--- Start of DATASET CONTENT ---

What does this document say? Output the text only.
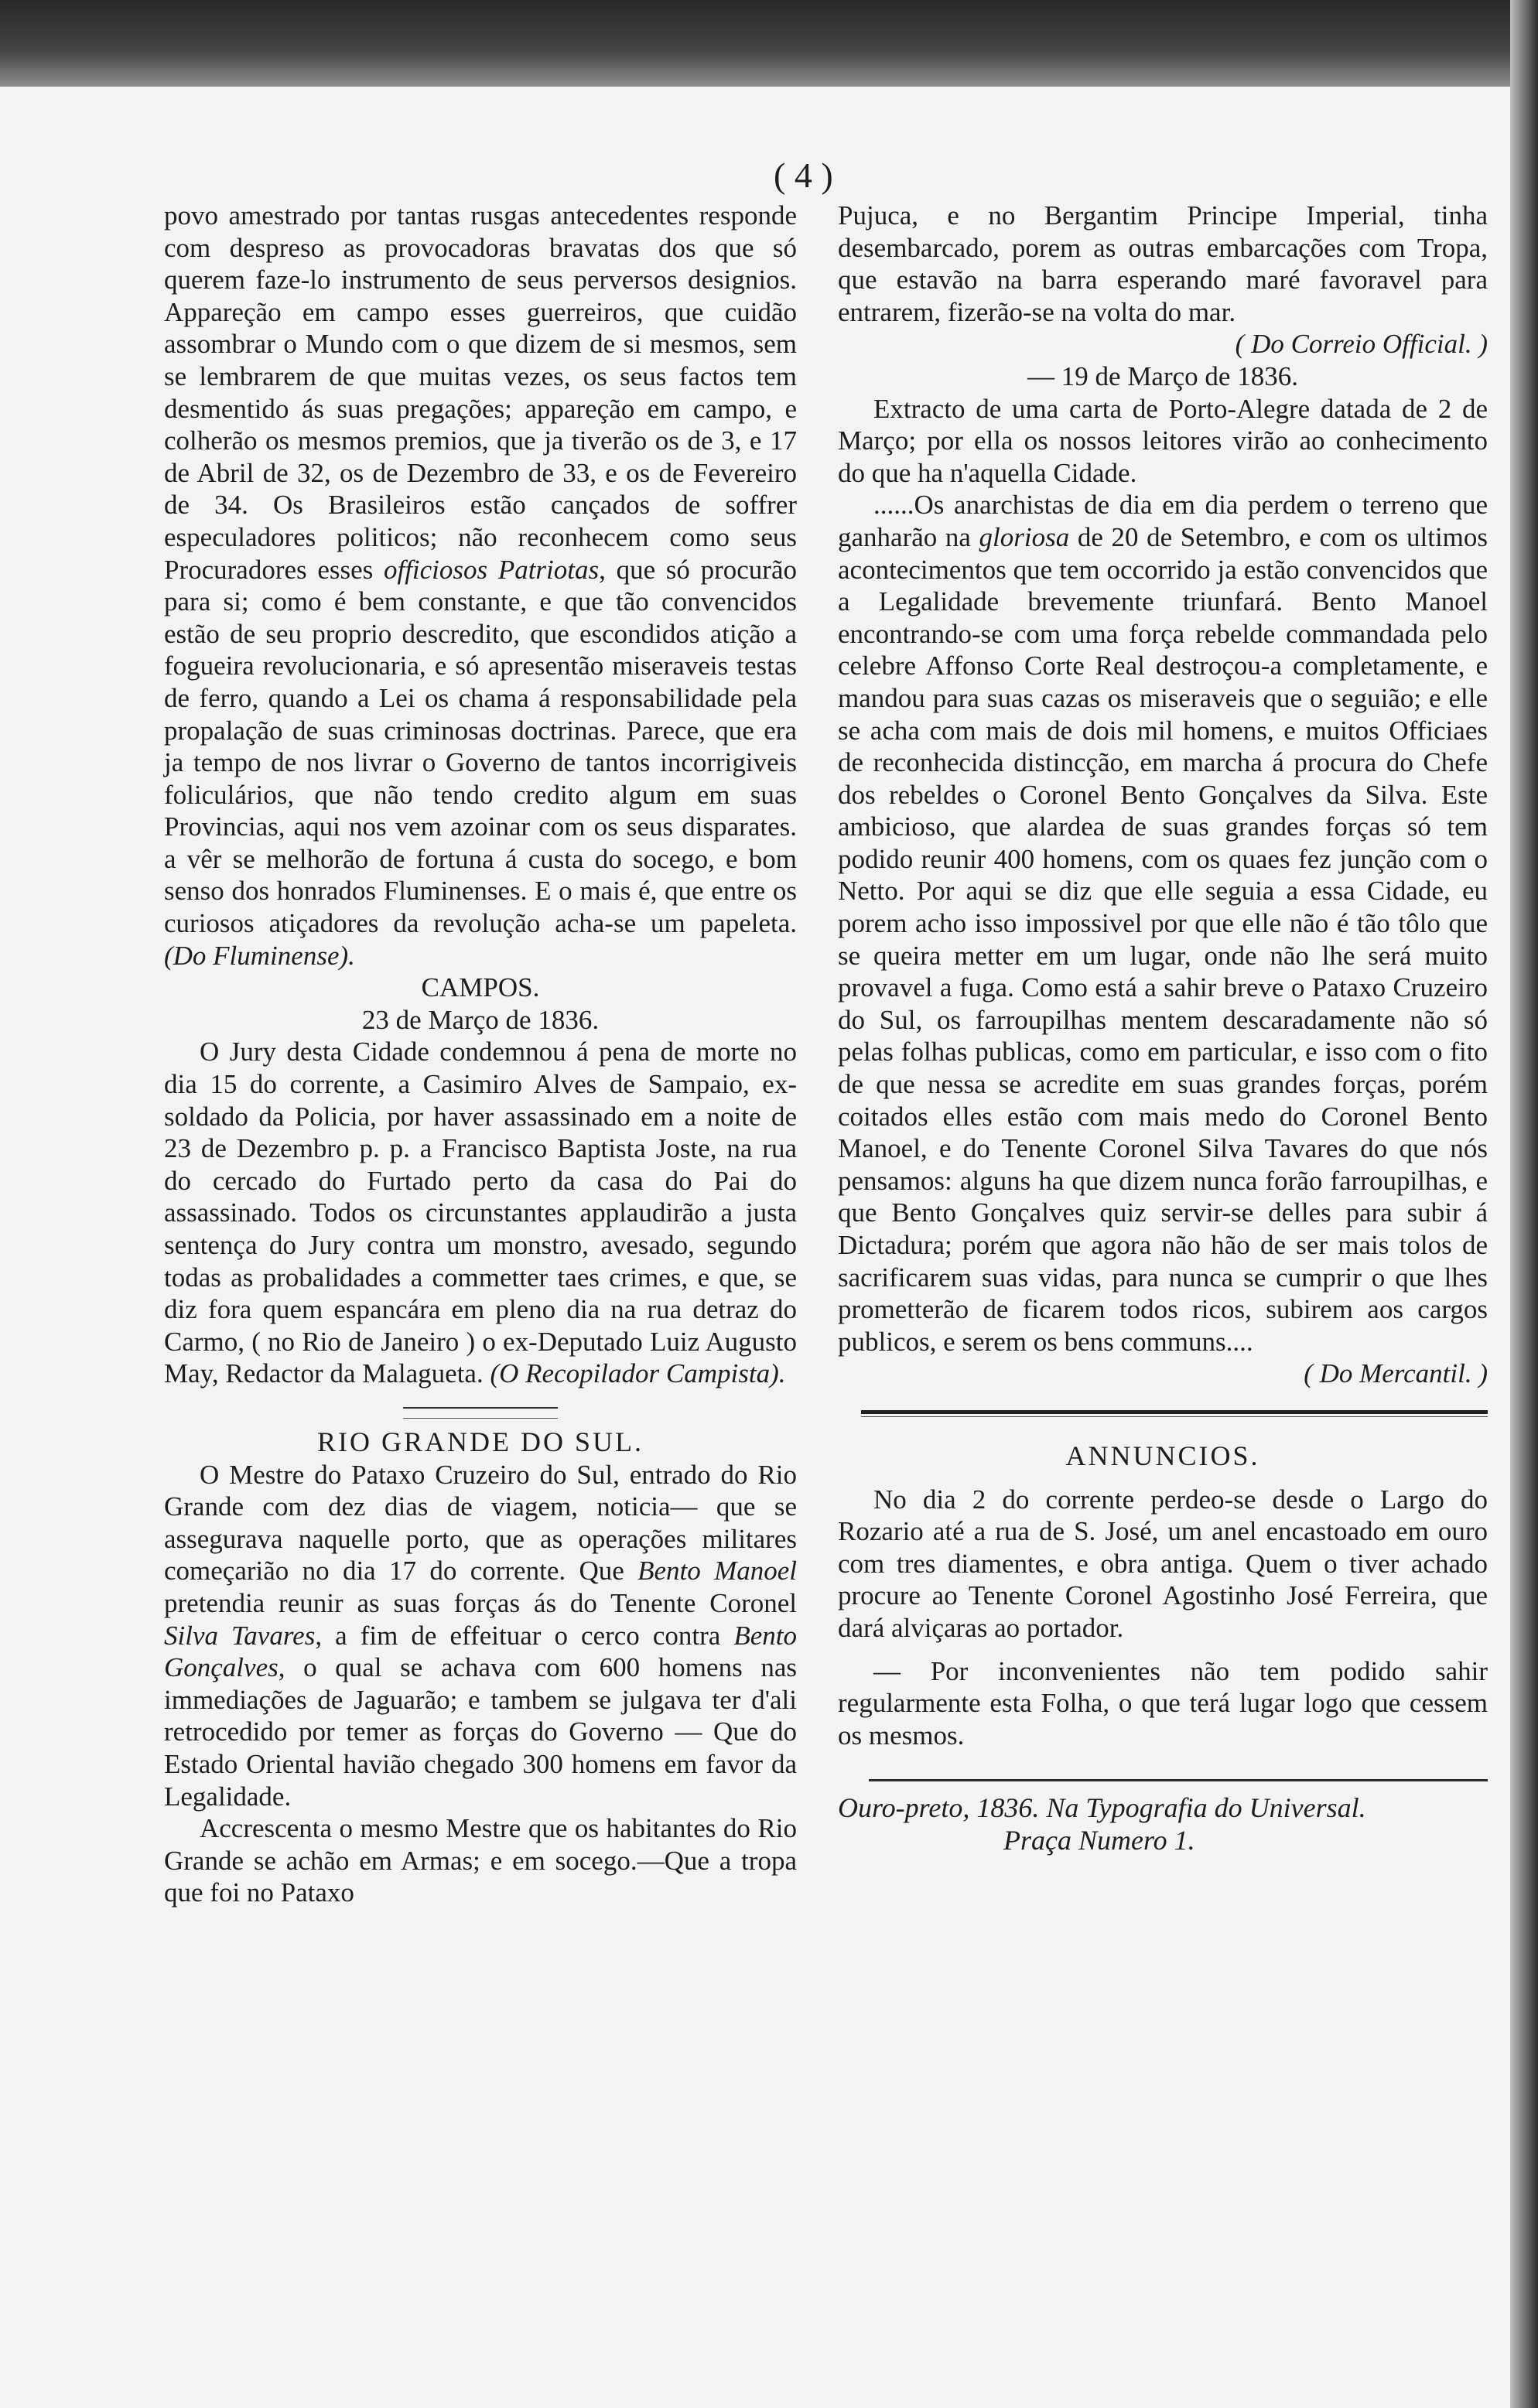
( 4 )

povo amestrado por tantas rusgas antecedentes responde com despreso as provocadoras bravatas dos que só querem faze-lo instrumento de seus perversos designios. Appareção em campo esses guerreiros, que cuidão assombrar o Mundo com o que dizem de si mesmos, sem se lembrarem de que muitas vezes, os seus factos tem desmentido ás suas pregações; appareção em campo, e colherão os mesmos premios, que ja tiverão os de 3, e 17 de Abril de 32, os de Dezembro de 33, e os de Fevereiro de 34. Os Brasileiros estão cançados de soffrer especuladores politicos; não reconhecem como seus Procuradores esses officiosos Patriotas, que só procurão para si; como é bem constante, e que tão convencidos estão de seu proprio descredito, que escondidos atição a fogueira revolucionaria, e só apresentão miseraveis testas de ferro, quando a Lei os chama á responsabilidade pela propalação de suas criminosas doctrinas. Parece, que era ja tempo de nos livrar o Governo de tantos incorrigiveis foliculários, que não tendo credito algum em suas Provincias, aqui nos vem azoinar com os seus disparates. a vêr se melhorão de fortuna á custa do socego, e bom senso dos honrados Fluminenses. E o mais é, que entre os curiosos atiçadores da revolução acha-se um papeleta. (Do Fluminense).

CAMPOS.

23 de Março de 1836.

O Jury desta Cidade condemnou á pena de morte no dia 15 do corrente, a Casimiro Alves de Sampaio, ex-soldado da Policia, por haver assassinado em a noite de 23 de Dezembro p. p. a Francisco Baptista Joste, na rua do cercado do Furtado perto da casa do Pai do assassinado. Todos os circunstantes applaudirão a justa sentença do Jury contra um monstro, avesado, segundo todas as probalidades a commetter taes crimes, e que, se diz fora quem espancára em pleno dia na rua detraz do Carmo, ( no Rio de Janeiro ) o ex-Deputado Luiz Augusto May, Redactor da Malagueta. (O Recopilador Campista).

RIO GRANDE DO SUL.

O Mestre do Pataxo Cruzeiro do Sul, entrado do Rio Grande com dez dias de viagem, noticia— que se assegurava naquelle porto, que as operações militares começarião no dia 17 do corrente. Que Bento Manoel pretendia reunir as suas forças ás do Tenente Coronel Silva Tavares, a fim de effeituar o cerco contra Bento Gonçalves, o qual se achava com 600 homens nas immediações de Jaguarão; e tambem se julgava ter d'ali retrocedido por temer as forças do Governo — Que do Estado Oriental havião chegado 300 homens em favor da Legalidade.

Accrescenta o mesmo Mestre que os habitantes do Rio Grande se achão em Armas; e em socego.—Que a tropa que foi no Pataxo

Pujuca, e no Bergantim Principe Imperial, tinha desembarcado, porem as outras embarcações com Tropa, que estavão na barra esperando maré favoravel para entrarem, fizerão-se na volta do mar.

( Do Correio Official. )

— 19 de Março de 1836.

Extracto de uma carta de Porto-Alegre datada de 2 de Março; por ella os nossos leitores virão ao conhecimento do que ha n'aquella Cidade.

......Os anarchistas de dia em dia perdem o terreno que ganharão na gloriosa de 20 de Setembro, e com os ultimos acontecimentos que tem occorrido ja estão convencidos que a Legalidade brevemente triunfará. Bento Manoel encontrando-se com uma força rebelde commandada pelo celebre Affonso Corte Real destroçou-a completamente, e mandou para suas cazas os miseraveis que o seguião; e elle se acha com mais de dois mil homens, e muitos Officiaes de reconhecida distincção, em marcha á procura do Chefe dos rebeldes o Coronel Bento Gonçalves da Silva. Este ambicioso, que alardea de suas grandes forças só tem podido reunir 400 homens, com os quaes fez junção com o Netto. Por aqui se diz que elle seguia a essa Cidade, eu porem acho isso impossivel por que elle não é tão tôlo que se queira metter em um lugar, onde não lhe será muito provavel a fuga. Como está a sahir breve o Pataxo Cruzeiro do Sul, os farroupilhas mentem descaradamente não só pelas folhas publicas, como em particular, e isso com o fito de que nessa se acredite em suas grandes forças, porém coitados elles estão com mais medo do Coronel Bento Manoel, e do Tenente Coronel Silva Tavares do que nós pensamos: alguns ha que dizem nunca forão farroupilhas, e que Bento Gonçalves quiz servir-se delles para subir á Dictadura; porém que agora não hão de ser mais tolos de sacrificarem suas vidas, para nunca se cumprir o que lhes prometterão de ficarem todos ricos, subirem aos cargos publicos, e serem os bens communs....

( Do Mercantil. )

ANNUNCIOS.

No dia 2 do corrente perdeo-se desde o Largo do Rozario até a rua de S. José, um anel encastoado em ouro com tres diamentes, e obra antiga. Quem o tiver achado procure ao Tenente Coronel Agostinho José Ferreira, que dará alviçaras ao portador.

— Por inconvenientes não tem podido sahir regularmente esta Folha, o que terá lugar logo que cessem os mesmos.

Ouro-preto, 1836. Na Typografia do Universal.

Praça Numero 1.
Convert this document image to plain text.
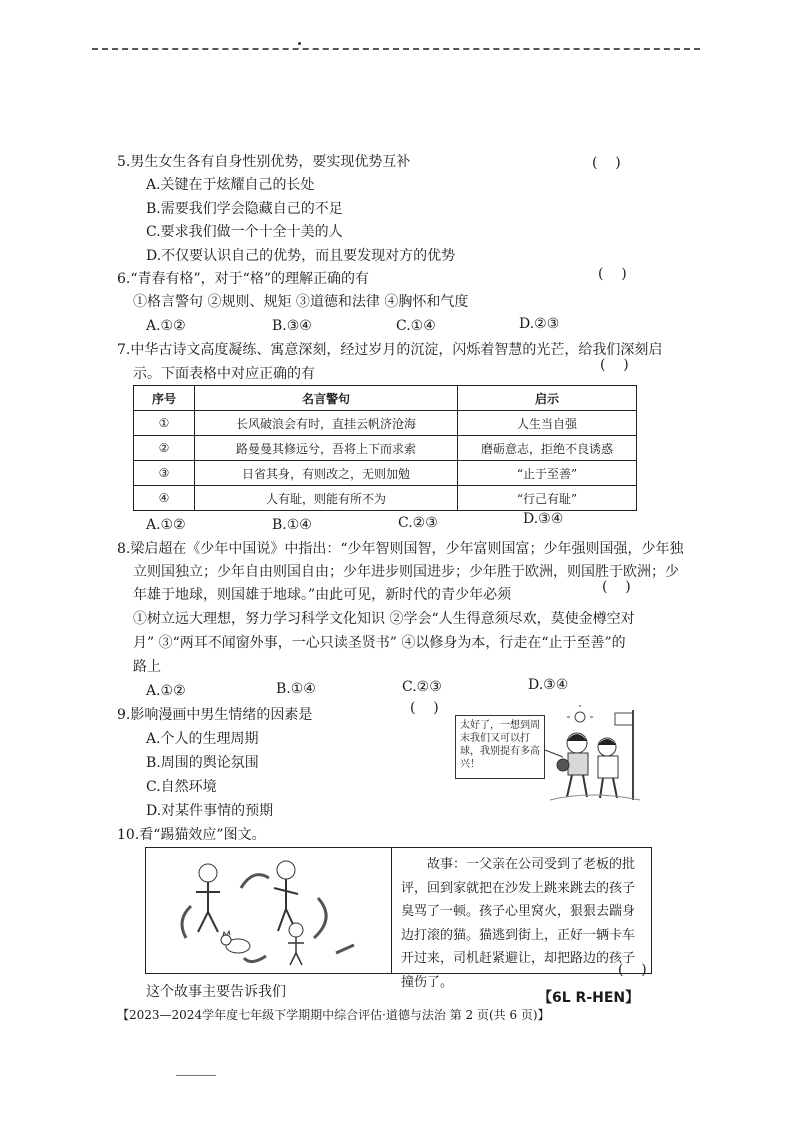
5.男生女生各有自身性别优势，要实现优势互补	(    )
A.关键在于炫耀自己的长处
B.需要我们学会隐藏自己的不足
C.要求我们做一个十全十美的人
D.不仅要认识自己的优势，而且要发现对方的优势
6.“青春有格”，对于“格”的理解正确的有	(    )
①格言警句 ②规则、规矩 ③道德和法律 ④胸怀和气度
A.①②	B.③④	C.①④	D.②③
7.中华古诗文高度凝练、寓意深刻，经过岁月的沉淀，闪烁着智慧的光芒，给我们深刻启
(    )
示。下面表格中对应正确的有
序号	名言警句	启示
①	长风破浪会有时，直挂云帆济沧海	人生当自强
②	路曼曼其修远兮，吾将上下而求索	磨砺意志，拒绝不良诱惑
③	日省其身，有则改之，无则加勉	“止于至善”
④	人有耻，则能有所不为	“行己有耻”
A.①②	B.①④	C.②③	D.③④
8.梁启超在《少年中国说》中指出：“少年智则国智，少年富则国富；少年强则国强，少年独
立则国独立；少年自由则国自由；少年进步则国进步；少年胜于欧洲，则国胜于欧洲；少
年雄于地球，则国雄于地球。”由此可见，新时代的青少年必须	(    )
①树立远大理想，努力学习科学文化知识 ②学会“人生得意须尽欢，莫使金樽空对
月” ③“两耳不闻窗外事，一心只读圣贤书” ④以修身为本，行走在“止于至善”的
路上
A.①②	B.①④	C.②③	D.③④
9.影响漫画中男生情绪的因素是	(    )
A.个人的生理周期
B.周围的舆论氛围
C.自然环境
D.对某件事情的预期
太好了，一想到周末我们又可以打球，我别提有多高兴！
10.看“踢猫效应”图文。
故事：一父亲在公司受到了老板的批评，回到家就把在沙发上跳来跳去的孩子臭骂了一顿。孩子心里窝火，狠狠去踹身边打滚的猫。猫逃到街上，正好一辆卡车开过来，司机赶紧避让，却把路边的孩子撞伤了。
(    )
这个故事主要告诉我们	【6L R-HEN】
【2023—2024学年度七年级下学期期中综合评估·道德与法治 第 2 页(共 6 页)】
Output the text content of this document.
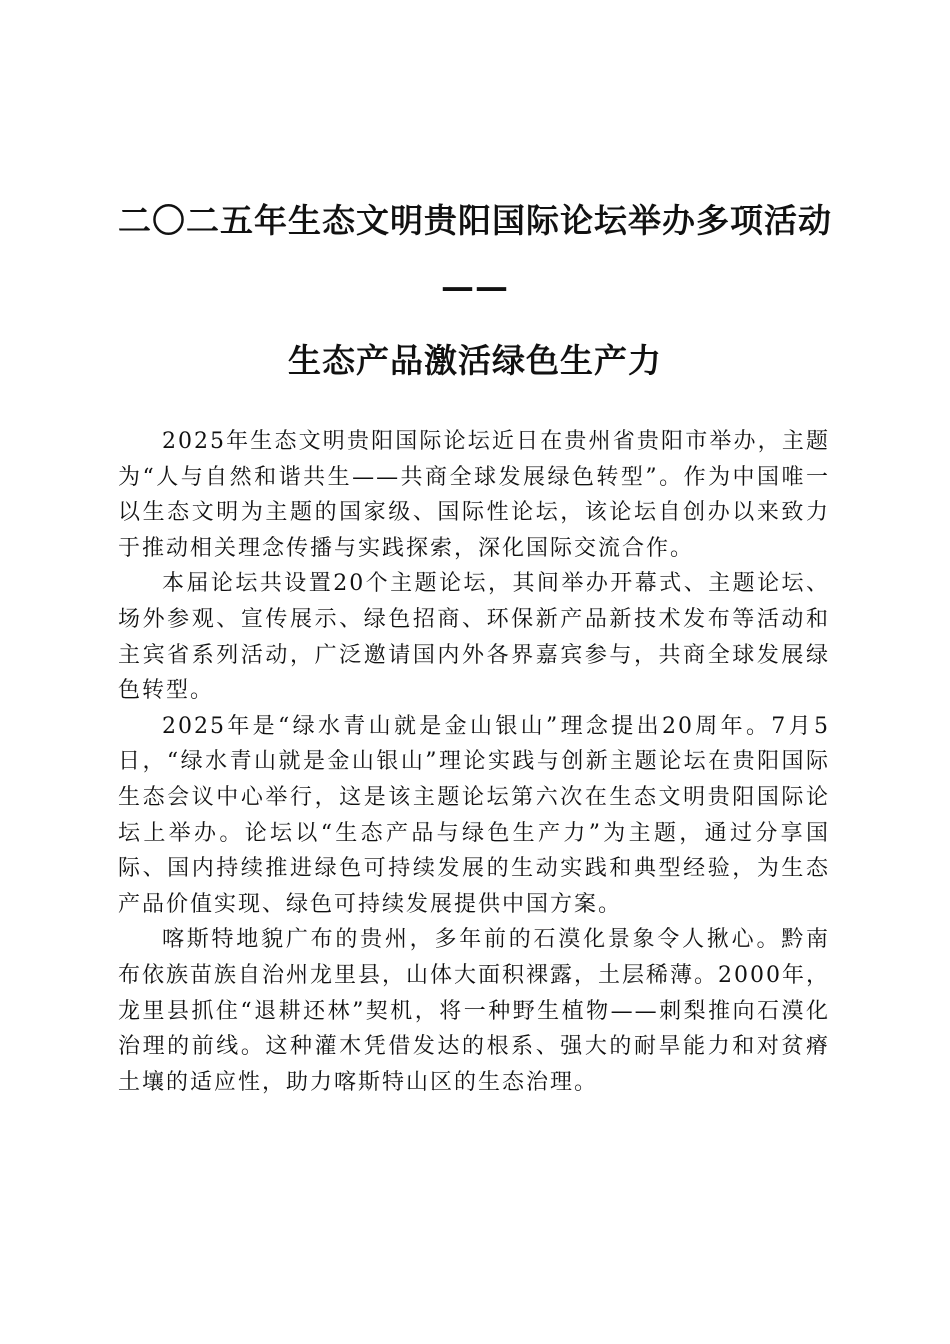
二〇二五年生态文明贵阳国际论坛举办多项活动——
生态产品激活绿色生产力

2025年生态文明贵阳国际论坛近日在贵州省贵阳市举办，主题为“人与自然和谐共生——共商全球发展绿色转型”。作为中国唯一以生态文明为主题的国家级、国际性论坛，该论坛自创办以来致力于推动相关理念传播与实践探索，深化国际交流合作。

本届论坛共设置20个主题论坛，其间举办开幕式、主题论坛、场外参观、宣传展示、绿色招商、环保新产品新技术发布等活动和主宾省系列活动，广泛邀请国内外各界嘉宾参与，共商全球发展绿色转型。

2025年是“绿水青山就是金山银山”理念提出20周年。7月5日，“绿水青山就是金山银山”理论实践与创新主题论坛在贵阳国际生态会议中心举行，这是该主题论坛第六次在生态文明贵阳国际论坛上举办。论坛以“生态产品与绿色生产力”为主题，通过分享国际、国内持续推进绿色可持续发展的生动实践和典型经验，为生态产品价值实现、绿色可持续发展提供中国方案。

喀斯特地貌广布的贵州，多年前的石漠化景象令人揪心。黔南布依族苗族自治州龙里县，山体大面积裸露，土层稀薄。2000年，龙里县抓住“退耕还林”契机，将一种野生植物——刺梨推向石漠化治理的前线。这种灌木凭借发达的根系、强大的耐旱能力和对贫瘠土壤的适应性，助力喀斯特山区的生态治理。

--- End of DATASET CONTENT ---

• [DESCRIPTION OF THE TASK] From the listing above, report the number of lines containing the string "this", without any accompanying remarks.

• [PROBLEM SOLUTION] 3